Retype the material word for word.
─── Data ───
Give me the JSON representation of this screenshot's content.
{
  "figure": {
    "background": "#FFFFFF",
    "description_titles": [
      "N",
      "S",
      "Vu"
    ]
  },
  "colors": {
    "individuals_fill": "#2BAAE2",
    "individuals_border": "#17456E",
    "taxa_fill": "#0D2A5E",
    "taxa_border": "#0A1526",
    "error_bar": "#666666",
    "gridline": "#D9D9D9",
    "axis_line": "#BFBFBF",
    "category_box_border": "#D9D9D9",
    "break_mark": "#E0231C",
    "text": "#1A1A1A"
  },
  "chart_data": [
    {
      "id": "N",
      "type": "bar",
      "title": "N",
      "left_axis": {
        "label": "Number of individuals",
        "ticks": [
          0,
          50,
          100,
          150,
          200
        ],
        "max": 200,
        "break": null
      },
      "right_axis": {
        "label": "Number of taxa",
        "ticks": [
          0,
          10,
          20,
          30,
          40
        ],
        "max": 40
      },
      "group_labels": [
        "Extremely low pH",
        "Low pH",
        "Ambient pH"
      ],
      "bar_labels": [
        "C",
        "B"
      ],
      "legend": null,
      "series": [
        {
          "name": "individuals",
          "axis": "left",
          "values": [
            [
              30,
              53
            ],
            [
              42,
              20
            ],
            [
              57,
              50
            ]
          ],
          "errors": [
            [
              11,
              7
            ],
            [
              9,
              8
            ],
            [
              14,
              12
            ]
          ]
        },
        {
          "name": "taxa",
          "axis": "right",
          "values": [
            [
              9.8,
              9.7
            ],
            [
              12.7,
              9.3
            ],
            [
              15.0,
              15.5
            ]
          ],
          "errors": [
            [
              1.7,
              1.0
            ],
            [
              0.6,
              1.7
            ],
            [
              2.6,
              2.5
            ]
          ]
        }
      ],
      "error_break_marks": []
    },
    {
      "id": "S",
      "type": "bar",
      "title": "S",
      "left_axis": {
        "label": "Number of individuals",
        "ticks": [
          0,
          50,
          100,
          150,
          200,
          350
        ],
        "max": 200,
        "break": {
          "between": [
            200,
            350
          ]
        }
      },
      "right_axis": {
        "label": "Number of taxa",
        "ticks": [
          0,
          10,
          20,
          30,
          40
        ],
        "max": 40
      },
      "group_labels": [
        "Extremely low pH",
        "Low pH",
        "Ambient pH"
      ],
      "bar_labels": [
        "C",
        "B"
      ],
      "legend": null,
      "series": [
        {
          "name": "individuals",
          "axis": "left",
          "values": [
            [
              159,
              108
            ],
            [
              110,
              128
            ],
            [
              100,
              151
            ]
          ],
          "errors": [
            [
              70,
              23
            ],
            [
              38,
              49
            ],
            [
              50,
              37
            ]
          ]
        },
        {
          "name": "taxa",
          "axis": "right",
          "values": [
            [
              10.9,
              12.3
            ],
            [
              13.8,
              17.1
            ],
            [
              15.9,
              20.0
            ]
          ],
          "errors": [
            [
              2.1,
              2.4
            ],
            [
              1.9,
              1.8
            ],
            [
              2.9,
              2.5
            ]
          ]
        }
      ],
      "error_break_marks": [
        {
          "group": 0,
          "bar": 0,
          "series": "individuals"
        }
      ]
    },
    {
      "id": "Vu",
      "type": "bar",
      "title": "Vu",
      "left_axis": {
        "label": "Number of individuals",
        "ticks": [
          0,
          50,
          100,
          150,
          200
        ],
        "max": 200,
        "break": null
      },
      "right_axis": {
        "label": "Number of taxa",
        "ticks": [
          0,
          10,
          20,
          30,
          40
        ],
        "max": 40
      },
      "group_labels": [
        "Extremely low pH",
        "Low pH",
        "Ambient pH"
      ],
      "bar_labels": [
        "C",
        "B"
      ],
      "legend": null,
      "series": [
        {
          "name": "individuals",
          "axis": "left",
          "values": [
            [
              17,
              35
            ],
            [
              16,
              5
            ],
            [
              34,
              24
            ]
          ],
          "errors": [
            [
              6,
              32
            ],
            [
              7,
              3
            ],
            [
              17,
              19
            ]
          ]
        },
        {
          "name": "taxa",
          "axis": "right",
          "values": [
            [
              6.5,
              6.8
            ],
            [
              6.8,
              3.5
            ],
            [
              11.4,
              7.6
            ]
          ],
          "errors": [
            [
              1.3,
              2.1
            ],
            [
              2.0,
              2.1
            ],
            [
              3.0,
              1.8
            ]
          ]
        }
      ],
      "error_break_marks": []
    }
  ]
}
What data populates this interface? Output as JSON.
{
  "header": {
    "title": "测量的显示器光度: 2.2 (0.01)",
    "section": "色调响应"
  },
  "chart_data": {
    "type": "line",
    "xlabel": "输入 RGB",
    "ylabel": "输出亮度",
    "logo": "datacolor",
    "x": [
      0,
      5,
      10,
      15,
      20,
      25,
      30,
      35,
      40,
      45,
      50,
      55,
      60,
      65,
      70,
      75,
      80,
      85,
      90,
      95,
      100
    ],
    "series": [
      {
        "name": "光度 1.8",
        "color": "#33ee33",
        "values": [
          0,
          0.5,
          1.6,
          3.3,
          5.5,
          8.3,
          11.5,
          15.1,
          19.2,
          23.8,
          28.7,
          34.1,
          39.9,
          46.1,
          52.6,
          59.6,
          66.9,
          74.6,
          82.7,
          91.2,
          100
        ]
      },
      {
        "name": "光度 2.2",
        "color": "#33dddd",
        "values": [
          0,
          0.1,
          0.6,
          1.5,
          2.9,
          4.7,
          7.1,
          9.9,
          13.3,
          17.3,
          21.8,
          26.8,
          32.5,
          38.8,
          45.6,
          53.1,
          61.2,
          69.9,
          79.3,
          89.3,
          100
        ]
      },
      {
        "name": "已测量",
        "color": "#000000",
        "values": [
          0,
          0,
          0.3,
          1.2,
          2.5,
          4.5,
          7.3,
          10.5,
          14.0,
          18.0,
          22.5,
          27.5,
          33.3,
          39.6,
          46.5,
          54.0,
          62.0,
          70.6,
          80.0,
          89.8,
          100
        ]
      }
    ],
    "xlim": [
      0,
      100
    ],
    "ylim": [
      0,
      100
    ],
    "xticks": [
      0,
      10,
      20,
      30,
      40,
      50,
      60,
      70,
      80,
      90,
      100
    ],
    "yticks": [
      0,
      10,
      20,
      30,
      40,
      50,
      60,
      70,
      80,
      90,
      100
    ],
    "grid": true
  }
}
───
__Answer to this task__:
Give me the JSON representation of this screenshot's content.
{
  "figure": {
    "background": "#FFFFFF",
    "description_titles": [
      "N",
      "S",
      "Vu"
    ]
  },
  "colors": {
    "individuals_fill": "#2BAAE2",
    "individuals_border": "#17456E",
    "taxa_fill": "#0D2A5E",
    "taxa_border": "#0A1526",
    "error_bar": "#666666",
    "gridline": "#D9D9D9",
    "axis_line": "#BFBFBF",
    "category_box_border": "#D9D9D9",
    "break_mark": "#E0231C",
    "text": "#1A1A1A"
  },
  "chart_data": [
    {
      "id": "N",
      "type": "bar",
      "title": "N",
      "left_axis": {
        "label": "Number of individuals",
        "ticks": [
          0,
          50,
          100,
          150,
          200
        ],
        "max": 200,
        "break": null
      },
      "right_axis": {
        "label": "Number of taxa",
        "ticks": [
          0,
          10,
          20,
          30,
          40
        ],
        "max": 40
      },
      "group_labels": [
        "Extremely low pH",
        "Low pH",
        "Ambient pH"
      ],
      "bar_labels": [
        "C",
        "B"
      ],
      "legend": null,
      "series": [
        {
          "name": "individuals",
          "axis": "left",
          "values": [
            [
              30,
              53
            ],
            [
              42,
              20
            ],
            [
              57,
              50
            ]
          ],
          "errors": [
            [
              11,
              7
            ],
            [
              9,
              8
            ],
            [
              14,
              12
            ]
          ]
        },
        {
          "name": "taxa",
          "axis": "right",
          "values": [
            [
              9.8,
              9.7
            ],
            [
              12.7,
              9.3
            ],
            [
              15.0,
              15.5
            ]
          ],
          "errors": [
            [
              1.7,
              1.0
            ],
            [
              0.6,
              1.7
            ],
            [
              2.6,
              2.5
            ]
          ]
        }
      ],
      "error_break_marks": []
    },
    {
      "id": "S",
      "type": "bar",
      "title": "S",
      "left_axis": {
        "label": "Number of individuals",
        "ticks": [
          0,
          50,
          100,
          150,
          200,
          350
        ],
        "max": 200,
        "break": {
          "between": [
            200,
            350
          ]
        }
      },
      "right_axis": {
        "label": "Number of taxa",
        "ticks": [
          0,
          10,
          20,
          30,
          40
        ],
        "max": 40
      },
      "group_labels": [
        "Extremely low pH",
        "Low pH",
        "Ambient pH"
      ],
      "bar_labels": [
        "C",
        "B"
      ],
      "legend": null,
      "series": [
        {
          "name": "individuals",
          "axis": "left",
          "values": [
            [
              159,
              108
            ],
            [
              110,
              128
            ],
            [
              100,
              151
            ]
          ],
          "errors": [
            [
              70,
              23
            ],
            [
              38,
              49
            ],
            [
              50,
              37
            ]
          ]
        },
        {
          "name": "taxa",
          "axis": "right",
          "values": [
            [
              10.9,
              12.3
            ],
            [
              13.8,
              17.1
            ],
            [
              15.9,
              20.0
            ]
          ],
          "errors": [
            [
              2.1,
              2.4
            ],
            [
              1.9,
              1.8
            ],
            [
              2.9,
              2.5
            ]
          ]
        }
      ],
      "error_break_marks": [
        {
          "group": 0,
          "bar": 0,
          "series": "individuals"
        }
      ]
    },
    {
      "id": "Vu",
      "type": "bar",
      "title": "Vu",
      "left_axis": {
        "label": "Number of individuals",
        "ticks": [
          0,
          50,
          100,
          150,
          200
        ],
        "max": 200,
        "break": null
      },
      "right_axis": {
        "label": "Number of taxa",
        "ticks": [
          0,
          10,
          20,
          30,
          40
        ],
        "max": 40
      },
      "group_labels": [
        "Extremely low pH",
        "Low pH",
        "Ambient pH"
      ],
      "bar_labels": [
        "C",
        "B"
      ],
      "legend": null,
      "series": [
        {
          "name": "individuals",
          "axis": "left",
          "values": [
            [
              17,
              35
            ],
            [
              16,
              5
            ],
            [
              34,
              24
            ]
          ],
          "errors": [
            [
              6,
              32
            ],
            [
              7,
              3
            ],
            [
              17,
              19
            ]
          ]
        },
        {
          "name": "taxa",
          "axis": "right",
          "values": [
            [
              6.5,
              6.8
            ],
            [
              6.8,
              3.5
            ],
            [
              11.4,
              7.6
            ]
          ],
          "errors": [
            [
              1.3,
              2.1
            ],
            [
              2.0,
              2.1
            ],
            [
              3.0,
              1.8
            ]
          ]
        }
      ],
      "error_break_marks": []
    }
  ]
}
What data populates this interface? Output as JSON.
{
  "header": {
    "title": "测量的显示器光度: 2.2 (0.01)",
    "section": "色调响应"
  },
  "chart_data": {
    "type": "line",
    "xlabel": "输入 RGB",
    "ylabel": "输出亮度",
    "logo": "datacolor",
    "x": [
      0,
      5,
      10,
      15,
      20,
      25,
      30,
      35,
      40,
      45,
      50,
      55,
      60,
      65,
      70,
      75,
      80,
      85,
      90,
      95,
      100
    ],
    "series": [
      {
        "name": "光度 1.8",
        "color": "#33ee33",
        "values": [
          0,
          0.5,
          1.6,
          3.3,
          5.5,
          8.3,
          11.5,
          15.1,
          19.2,
          23.8,
          28.7,
          34.1,
          39.9,
          46.1,
          52.6,
          59.6,
          66.9,
          74.6,
          82.7,
          91.2,
          100
        ]
      },
      {
        "name": "光度 2.2",
        "color": "#33dddd",
        "values": [
          0,
          0.1,
          0.6,
          1.5,
          2.9,
          4.7,
          7.1,
          9.9,
          13.3,
          17.3,
          21.8,
          26.8,
          32.5,
          38.8,
          45.6,
          53.1,
          61.2,
          69.9,
          79.3,
          89.3,
          100
        ]
      },
      {
        "name": "已测量",
        "color": "#000000",
        "values": [
          0,
          0,
          0.3,
          1.2,
          2.5,
          4.5,
          7.3,
          10.5,
          14.0,
          18.0,
          22.5,
          27.5,
          33.3,
          39.6,
          46.5,
          54.0,
          62.0,
          70.6,
          80.0,
          89.8,
          100
        ]
      }
    ],
    "xlim": [
      0,
      100
    ],
    "ylim": [
      0,
      100
    ],
    "xticks": [
      0,
      10,
      20,
      30,
      40,
      50,
      60,
      70,
      80,
      90,
      100
    ],
    "yticks": [
      0,
      10,
      20,
      30,
      40,
      50,
      60,
      70,
      80,
      90,
      100
    ],
    "grid": true
  }
}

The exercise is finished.